WORK TO BE COMPLETED: Copy the material below verbatim, from its first line through the line containing "page-scrollbar-track[interactable] (1403, 0, 1418, 913)", including both of those lines.

SOURCE MATERIAL:
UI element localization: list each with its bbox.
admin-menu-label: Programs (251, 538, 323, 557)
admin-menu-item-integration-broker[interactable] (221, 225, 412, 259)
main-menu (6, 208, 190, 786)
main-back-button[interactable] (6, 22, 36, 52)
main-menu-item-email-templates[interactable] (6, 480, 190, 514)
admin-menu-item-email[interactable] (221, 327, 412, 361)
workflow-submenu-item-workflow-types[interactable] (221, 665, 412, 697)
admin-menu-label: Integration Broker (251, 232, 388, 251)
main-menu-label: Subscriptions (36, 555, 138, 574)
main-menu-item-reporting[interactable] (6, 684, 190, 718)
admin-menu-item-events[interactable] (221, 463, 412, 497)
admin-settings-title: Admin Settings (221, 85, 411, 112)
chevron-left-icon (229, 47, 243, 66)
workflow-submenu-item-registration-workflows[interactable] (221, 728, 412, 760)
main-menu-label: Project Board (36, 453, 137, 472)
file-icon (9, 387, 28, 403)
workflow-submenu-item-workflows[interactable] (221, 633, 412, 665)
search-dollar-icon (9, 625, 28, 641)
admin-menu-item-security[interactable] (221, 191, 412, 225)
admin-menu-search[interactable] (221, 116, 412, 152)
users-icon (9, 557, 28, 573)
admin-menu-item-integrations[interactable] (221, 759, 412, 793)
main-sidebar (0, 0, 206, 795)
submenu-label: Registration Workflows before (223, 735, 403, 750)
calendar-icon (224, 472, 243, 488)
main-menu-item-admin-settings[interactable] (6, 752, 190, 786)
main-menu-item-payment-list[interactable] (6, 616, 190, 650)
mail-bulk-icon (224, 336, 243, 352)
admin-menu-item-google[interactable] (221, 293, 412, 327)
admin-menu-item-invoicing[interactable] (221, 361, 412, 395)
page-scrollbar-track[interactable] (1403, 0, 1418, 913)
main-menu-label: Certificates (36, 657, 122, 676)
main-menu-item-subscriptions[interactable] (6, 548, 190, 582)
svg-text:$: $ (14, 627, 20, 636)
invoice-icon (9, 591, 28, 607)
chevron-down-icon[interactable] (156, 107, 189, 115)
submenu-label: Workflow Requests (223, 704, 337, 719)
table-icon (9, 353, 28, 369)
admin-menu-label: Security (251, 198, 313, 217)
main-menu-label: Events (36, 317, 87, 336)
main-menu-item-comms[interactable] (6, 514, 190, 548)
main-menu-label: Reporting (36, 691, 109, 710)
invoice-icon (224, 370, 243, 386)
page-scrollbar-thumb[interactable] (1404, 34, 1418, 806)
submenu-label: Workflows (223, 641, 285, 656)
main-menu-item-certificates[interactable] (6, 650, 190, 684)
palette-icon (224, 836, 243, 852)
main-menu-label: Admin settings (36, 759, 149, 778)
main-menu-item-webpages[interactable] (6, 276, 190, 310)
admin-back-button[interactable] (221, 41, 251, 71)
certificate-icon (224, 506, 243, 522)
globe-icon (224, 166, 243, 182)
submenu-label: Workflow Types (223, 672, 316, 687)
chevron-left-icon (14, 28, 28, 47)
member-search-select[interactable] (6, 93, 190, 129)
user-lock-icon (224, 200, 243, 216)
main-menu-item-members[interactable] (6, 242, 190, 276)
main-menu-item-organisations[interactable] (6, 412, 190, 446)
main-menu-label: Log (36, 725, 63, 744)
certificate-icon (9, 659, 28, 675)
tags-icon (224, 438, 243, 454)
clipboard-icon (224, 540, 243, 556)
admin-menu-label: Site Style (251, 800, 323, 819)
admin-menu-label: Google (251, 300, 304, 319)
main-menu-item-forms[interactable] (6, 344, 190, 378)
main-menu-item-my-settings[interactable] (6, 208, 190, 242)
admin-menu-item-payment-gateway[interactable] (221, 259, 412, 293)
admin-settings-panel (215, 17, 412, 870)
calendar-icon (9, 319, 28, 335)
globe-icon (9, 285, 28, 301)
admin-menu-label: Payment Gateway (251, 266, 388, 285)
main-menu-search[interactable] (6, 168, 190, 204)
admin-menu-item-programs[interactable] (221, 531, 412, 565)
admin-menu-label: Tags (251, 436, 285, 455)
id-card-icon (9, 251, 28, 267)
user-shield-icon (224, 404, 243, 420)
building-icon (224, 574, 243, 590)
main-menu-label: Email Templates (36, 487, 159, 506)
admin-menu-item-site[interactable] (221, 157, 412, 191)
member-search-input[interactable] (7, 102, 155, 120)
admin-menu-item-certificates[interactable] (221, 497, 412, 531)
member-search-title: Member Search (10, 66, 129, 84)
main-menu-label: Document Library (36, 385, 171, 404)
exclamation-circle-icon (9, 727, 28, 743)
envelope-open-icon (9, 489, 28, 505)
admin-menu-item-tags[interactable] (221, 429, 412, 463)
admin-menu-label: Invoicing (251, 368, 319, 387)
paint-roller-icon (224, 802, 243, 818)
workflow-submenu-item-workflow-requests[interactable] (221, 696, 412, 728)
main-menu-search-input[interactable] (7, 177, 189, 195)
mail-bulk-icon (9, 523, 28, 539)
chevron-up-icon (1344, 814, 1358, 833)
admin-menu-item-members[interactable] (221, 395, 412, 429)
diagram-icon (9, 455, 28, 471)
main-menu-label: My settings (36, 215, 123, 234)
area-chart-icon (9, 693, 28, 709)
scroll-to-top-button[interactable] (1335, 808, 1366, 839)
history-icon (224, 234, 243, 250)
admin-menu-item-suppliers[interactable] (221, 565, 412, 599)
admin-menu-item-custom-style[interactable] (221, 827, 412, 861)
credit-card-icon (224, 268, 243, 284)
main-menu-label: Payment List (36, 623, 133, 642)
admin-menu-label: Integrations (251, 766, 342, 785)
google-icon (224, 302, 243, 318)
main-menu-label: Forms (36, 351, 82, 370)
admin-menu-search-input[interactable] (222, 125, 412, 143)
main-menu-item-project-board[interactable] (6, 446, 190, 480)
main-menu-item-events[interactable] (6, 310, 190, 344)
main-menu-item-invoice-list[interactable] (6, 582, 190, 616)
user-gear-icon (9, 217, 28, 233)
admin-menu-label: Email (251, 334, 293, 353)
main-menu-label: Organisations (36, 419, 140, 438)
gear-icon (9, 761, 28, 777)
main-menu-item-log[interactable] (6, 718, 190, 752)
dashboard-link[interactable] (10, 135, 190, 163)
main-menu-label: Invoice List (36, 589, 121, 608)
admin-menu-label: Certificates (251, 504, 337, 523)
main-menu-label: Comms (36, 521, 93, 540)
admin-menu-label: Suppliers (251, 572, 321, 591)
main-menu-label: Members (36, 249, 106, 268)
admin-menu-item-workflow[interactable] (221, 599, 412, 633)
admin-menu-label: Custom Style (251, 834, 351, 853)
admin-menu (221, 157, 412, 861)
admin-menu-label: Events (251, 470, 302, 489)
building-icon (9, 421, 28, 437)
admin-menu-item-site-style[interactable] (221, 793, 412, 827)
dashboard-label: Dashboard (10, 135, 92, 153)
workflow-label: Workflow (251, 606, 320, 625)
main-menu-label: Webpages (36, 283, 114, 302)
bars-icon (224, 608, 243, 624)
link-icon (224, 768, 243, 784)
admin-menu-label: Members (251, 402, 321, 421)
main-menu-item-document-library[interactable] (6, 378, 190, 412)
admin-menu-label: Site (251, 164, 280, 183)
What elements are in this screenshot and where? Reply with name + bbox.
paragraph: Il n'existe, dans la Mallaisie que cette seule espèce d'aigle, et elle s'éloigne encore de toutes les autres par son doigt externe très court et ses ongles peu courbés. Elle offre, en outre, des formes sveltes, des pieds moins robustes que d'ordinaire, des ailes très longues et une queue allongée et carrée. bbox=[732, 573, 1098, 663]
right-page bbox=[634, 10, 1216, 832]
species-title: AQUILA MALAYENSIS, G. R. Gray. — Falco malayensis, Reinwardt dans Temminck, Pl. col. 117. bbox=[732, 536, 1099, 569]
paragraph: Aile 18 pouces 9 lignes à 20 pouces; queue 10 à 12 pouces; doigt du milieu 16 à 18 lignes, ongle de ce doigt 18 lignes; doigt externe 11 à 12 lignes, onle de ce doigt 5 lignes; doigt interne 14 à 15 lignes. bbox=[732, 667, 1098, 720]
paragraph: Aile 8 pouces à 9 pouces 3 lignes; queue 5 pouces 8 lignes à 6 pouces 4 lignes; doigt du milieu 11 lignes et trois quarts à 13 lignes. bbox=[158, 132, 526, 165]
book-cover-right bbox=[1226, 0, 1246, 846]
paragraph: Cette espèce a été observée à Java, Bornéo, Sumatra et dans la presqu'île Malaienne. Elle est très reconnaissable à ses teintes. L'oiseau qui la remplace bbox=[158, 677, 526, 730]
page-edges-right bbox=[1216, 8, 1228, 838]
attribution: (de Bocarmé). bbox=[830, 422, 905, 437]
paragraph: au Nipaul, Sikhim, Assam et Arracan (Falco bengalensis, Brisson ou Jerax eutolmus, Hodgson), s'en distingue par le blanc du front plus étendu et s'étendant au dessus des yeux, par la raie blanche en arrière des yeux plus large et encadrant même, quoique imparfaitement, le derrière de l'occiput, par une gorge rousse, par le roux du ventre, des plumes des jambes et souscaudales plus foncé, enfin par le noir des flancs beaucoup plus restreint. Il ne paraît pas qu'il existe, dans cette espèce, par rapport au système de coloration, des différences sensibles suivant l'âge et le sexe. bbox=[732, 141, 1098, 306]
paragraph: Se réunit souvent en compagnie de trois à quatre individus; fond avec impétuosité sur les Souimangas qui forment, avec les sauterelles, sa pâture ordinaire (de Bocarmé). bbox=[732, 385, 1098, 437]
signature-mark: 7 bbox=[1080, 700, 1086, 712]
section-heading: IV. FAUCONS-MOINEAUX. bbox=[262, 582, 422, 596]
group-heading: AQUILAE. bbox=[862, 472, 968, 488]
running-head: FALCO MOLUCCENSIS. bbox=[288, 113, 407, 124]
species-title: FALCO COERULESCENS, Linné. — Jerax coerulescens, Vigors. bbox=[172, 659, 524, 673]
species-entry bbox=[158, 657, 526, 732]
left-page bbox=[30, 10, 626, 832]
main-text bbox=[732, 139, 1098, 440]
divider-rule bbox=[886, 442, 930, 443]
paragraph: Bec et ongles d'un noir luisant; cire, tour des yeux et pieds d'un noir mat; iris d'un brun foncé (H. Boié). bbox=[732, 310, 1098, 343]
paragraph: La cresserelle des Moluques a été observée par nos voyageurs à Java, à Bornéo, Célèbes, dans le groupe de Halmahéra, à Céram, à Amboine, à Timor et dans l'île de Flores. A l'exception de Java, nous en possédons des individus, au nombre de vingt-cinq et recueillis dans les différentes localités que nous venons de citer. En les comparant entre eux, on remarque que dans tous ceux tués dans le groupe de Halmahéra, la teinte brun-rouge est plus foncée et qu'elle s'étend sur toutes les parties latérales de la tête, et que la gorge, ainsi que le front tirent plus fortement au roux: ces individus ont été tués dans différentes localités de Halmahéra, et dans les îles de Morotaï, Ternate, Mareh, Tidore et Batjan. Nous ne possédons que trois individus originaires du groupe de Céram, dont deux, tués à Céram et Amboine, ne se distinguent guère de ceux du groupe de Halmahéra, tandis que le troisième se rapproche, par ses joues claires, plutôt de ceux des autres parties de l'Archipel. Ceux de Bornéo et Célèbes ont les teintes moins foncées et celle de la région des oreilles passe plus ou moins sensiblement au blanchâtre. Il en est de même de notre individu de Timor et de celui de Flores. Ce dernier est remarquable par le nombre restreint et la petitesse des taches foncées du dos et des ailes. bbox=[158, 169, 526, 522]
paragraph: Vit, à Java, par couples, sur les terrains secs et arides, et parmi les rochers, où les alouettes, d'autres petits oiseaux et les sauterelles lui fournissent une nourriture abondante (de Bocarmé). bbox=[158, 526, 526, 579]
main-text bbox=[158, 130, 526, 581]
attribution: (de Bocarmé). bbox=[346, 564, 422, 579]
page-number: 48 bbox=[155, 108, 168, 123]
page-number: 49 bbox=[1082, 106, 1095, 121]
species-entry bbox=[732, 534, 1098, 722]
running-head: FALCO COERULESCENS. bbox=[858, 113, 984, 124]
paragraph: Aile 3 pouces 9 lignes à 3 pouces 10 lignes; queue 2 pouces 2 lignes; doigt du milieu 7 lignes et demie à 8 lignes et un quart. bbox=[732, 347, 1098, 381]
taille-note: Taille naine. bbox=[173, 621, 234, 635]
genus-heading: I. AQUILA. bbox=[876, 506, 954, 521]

FINISHED TASK:
UI element localization: list each with its bbox.
admin-menu-label: Programs (251, 538, 323, 557)
admin-menu-item-integration-broker[interactable] (221, 225, 412, 259)
main-menu (6, 208, 190, 786)
main-back-button[interactable] (6, 22, 36, 52)
main-menu-item-email-templates[interactable] (6, 480, 190, 514)
admin-menu-item-email[interactable] (221, 327, 412, 361)
workflow-submenu-item-workflow-types[interactable] (221, 665, 412, 697)
admin-menu-label: Integration Broker (251, 232, 388, 251)
main-menu-label: Subscriptions (36, 555, 138, 574)
main-menu-item-reporting[interactable] (6, 684, 190, 718)
admin-menu-item-events[interactable] (221, 463, 412, 497)
admin-settings-title: Admin Settings (221, 85, 411, 112)
chevron-left-icon (229, 47, 243, 66)
workflow-submenu-item-registration-workflows[interactable] (221, 728, 412, 760)
main-menu-label: Project Board (36, 453, 137, 472)
file-icon (9, 387, 28, 403)
workflow-submenu-item-workflows[interactable] (221, 633, 412, 665)
search-dollar-icon (9, 625, 28, 641)
admin-menu-item-security[interactable] (221, 191, 412, 225)
admin-menu-search[interactable] (221, 116, 412, 152)
users-icon (9, 557, 28, 573)
admin-menu-item-integrations[interactable] (221, 759, 412, 793)
main-sidebar (0, 0, 206, 795)
submenu-label: Registration Workflows before (223, 735, 403, 750)
calendar-icon (224, 472, 243, 488)
main-menu-item-admin-settings[interactable] (6, 752, 190, 786)
main-menu-item-payment-list[interactable] (6, 616, 190, 650)
mail-bulk-icon (224, 336, 243, 352)
admin-menu-item-google[interactable] (221, 293, 412, 327)
admin-menu-item-invoicing[interactable] (221, 361, 412, 395)
page-scrollbar-track[interactable] (1403, 0, 1418, 913)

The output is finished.